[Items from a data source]
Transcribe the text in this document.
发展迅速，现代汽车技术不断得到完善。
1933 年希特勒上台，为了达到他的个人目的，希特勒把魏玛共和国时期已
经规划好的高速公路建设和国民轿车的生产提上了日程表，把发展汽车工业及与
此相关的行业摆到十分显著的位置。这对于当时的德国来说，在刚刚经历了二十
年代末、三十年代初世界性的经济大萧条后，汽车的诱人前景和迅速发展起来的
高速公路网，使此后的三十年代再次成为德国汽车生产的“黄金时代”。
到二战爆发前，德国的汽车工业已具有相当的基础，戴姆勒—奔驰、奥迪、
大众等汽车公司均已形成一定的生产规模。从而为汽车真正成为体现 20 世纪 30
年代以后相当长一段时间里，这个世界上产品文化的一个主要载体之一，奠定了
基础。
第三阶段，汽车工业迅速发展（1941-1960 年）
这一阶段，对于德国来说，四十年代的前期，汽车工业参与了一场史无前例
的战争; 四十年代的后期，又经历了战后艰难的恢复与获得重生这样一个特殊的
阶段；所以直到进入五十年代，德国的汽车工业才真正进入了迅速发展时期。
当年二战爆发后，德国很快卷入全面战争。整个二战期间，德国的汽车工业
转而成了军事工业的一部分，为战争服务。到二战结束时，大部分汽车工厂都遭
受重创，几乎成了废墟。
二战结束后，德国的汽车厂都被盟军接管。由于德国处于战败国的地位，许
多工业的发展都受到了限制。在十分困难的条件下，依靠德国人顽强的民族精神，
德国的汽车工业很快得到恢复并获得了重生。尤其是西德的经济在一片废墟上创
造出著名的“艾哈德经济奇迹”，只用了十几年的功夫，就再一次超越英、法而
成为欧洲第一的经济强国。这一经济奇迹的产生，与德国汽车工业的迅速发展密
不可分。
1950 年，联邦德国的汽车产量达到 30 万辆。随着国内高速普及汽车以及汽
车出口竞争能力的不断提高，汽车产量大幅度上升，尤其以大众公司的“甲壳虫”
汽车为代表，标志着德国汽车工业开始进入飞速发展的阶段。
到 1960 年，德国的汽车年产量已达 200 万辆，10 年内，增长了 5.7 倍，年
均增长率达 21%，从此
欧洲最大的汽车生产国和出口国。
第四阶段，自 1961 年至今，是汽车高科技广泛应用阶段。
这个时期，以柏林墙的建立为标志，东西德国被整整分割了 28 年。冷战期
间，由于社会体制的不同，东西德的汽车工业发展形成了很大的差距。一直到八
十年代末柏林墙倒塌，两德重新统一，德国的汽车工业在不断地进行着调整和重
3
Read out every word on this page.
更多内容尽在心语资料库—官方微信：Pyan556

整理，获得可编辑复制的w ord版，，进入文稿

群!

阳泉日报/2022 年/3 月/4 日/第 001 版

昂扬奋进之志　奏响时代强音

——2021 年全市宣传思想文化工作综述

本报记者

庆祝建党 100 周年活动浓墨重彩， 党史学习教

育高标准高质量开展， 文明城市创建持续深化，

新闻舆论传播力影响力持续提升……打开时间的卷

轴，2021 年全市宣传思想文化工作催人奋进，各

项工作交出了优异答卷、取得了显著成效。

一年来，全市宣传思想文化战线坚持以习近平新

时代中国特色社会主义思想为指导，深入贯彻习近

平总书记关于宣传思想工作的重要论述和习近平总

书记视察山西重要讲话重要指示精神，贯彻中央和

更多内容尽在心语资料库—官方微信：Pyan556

## Written task
Using the entries above, please restate each one word for word.

## Expected answer
Transcribe the text in this document.
发展迅速，现代汽车技术不断得到完善。
1933 年希特勒上台，为了达到他的个人目的，希特勒把魏玛共和国时期已
经规划好的高速公路建设和国民轿车的生产提上了日程表，把发展汽车工业及与
此相关的行业摆到十分显著的位置。这对于当时的德国来说，在刚刚经历了二十
年代末、三十年代初世界性的经济大萧条后，汽车的诱人前景和迅速发展起来的
高速公路网，使此后的三十年代再次成为德国汽车生产的“黄金时代”。
到二战爆发前，德国的汽车工业已具有相当的基础，戴姆勒—奔驰、奥迪、
大众等汽车公司均已形成一定的生产规模。从而为汽车真正成为体现 20 世纪 30
年代以后相当长一段时间里，这个世界上产品文化的一个主要载体之一，奠定了
基础。
第三阶段，汽车工业迅速发展（1941-1960 年）
这一阶段，对于德国来说，四十年代的前期，汽车工业参与了一场史无前例
的战争; 四十年代的后期，又经历了战后艰难的恢复与获得重生这样一个特殊的
阶段；所以直到进入五十年代，德国的汽车工业才真正进入了迅速发展时期。
当年二战爆发后，德国很快卷入全面战争。整个二战期间，德国的汽车工业
转而成了军事工业的一部分，为战争服务。到二战结束时，大部分汽车工厂都遭
受重创，几乎成了废墟。
二战结束后，德国的汽车厂都被盟军接管。由于德国处于战败国的地位，许
多工业的发展都受到了限制。在十分困难的条件下，依靠德国人顽强的民族精神，
德国的汽车工业很快得到恢复并获得了重生。尤其是西德的经济在一片废墟上创
造出著名的“艾哈德经济奇迹”，只用了十几年的功夫，就再一次超越英、法而
成为欧洲第一的经济强国。这一经济奇迹的产生，与德国汽车工业的迅速发展密
不可分。
1950 年，联邦德国的汽车产量达到 30 万辆。随着国内高速普及汽车以及汽
车出口竞争能力的不断提高，汽车产量大幅度上升，尤其以大众公司的“甲壳虫”
汽车为代表，标志着德国汽车工业开始进入飞速发展的阶段。
到 1960 年，德国的汽车年产量已达 200 万辆，10 年内，增长了 5.7 倍，年
均增长率达 21%，从此
欧洲最大的汽车生产国和出口国。
第四阶段，自 1961 年至今，是汽车高科技广泛应用阶段。
这个时期，以柏林墙的建立为标志，东西德国被整整分割了 28 年。冷战期
间，由于社会体制的不同，东西德的汽车工业发展形成了很大的差距。一直到八
十年代末柏林墙倒塌，两德重新统一，德国的汽车工业在不断地进行着调整和重
3
Read out every word on this page.
更多内容尽在心语资料库—官方微信：Pyan556

整理，获得可编辑复制的w ord版，，进入文稿

群!

阳泉日报/2022 年/3 月/4 日/第 001 版

昂扬奋进之志　奏响时代强音

——2021 年全市宣传思想文化工作综述

本报记者

庆祝建党 100 周年活动浓墨重彩， 党史学习教

育高标准高质量开展， 文明城市创建持续深化，

新闻舆论传播力影响力持续提升……打开时间的卷

轴，2021 年全市宣传思想文化工作催人奋进，各

项工作交出了优异答卷、取得了显著成效。

一年来，全市宣传思想文化战线坚持以习近平新

时代中国特色社会主义思想为指导，深入贯彻习近

平总书记关于宣传思想工作的重要论述和习近平总

书记视察山西重要讲话重要指示精神，贯彻中央和

更多内容尽在心语资料库—官方微信：Pyan556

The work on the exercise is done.